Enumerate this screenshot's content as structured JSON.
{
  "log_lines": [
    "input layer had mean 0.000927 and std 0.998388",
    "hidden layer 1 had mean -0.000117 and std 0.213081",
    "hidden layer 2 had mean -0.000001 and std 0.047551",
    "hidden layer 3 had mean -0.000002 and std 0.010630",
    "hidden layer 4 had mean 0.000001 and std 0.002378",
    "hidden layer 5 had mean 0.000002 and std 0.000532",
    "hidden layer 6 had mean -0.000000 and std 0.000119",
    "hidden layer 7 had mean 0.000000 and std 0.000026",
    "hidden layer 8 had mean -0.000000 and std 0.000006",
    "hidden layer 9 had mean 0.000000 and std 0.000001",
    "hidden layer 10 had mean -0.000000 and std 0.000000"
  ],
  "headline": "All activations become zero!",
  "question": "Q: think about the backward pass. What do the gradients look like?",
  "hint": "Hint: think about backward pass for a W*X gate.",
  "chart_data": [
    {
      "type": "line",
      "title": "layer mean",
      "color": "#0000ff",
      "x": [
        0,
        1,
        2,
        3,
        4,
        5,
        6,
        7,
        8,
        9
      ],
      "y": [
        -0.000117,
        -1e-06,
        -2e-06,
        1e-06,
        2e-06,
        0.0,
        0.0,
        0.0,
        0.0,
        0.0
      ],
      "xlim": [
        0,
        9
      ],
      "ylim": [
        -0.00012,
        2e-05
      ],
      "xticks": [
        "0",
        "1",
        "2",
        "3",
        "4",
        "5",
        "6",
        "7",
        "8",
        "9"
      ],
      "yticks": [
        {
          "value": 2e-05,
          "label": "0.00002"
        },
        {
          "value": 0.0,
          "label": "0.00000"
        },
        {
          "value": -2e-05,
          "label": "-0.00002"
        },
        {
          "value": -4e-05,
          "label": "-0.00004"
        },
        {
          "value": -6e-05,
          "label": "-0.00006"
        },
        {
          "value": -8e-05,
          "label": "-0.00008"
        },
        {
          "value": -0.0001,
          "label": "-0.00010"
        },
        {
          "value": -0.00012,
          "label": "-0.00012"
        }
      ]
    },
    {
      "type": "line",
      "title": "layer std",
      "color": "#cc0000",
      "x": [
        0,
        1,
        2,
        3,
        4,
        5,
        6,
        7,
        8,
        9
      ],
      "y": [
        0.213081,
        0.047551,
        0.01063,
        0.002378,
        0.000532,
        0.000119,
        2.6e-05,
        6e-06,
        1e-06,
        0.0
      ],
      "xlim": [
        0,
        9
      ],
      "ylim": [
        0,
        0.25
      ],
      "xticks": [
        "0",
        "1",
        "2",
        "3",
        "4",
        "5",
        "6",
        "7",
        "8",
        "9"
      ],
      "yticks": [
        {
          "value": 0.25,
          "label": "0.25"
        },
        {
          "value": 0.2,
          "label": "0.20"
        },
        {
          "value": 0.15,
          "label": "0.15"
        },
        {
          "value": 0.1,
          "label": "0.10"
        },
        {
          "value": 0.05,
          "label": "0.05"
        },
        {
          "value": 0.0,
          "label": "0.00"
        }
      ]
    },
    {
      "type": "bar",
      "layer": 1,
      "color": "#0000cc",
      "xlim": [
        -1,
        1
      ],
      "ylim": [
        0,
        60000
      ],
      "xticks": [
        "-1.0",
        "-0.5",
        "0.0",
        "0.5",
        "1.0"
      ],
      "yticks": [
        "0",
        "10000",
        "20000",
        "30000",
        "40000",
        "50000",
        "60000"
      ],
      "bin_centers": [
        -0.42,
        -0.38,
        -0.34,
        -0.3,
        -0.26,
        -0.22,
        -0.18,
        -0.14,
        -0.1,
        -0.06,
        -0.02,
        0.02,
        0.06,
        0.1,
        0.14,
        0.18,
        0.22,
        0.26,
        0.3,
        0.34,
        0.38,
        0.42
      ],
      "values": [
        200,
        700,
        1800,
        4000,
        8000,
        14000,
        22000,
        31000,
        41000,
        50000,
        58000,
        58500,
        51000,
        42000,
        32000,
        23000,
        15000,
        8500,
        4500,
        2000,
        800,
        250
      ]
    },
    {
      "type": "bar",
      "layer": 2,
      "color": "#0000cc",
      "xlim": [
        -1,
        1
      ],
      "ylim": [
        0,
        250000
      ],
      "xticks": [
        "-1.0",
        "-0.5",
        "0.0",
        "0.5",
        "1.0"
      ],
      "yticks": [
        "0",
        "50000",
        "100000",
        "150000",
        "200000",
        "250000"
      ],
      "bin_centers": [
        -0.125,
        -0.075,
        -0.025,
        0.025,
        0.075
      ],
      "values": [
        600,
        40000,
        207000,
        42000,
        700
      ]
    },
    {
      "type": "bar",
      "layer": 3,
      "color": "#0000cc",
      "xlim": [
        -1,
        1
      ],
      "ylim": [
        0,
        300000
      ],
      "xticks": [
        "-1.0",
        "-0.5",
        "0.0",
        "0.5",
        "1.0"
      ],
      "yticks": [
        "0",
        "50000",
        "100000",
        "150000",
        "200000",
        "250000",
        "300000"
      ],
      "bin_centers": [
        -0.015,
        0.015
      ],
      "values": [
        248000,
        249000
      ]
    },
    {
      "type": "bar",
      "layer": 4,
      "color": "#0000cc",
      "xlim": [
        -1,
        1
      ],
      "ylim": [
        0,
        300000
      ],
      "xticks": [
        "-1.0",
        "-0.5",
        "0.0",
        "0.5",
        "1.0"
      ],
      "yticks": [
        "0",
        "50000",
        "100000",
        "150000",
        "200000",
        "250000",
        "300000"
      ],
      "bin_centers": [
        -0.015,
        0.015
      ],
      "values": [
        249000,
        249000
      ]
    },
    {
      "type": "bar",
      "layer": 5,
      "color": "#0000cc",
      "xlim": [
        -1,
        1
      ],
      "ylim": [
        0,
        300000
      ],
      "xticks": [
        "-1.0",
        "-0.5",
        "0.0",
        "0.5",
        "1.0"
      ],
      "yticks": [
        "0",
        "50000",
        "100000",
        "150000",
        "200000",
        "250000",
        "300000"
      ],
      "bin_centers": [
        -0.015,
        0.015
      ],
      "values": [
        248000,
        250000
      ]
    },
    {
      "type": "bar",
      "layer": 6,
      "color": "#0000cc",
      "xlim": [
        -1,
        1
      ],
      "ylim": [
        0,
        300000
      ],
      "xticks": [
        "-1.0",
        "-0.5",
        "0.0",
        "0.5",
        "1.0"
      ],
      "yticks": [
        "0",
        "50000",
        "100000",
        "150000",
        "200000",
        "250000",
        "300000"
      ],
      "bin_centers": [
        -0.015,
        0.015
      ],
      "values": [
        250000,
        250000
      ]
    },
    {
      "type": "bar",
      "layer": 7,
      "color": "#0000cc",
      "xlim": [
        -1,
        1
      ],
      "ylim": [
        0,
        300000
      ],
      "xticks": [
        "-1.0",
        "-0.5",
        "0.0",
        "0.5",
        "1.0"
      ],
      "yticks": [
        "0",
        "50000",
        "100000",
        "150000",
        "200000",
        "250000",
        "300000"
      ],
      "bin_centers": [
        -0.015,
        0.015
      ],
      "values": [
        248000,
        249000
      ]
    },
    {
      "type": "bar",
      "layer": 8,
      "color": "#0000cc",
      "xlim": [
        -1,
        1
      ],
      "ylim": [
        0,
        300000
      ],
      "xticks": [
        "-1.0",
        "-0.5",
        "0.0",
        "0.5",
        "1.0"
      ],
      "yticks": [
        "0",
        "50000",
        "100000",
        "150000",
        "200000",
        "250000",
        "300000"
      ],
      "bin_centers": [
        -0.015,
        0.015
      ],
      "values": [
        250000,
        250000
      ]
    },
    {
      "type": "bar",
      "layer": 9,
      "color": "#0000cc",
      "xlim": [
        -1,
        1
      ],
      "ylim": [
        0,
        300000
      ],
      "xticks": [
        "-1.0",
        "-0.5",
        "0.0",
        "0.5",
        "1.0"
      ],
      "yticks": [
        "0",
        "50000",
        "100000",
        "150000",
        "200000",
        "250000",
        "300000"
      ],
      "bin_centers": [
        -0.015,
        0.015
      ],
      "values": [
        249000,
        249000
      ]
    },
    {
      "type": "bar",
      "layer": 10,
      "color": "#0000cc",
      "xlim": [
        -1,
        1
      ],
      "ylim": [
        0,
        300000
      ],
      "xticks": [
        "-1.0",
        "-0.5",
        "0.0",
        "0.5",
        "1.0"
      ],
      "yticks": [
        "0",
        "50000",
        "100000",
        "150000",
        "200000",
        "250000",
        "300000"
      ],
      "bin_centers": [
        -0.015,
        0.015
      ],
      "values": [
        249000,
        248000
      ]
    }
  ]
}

::::

Work instructions: Write out every line of the data that holds the word "think".

Solution to the exercise:
  "question": "Q: think about the backward pass. What do the gradients look like?",
  "hint": "Hint: think about backward pass for a W*X gate.",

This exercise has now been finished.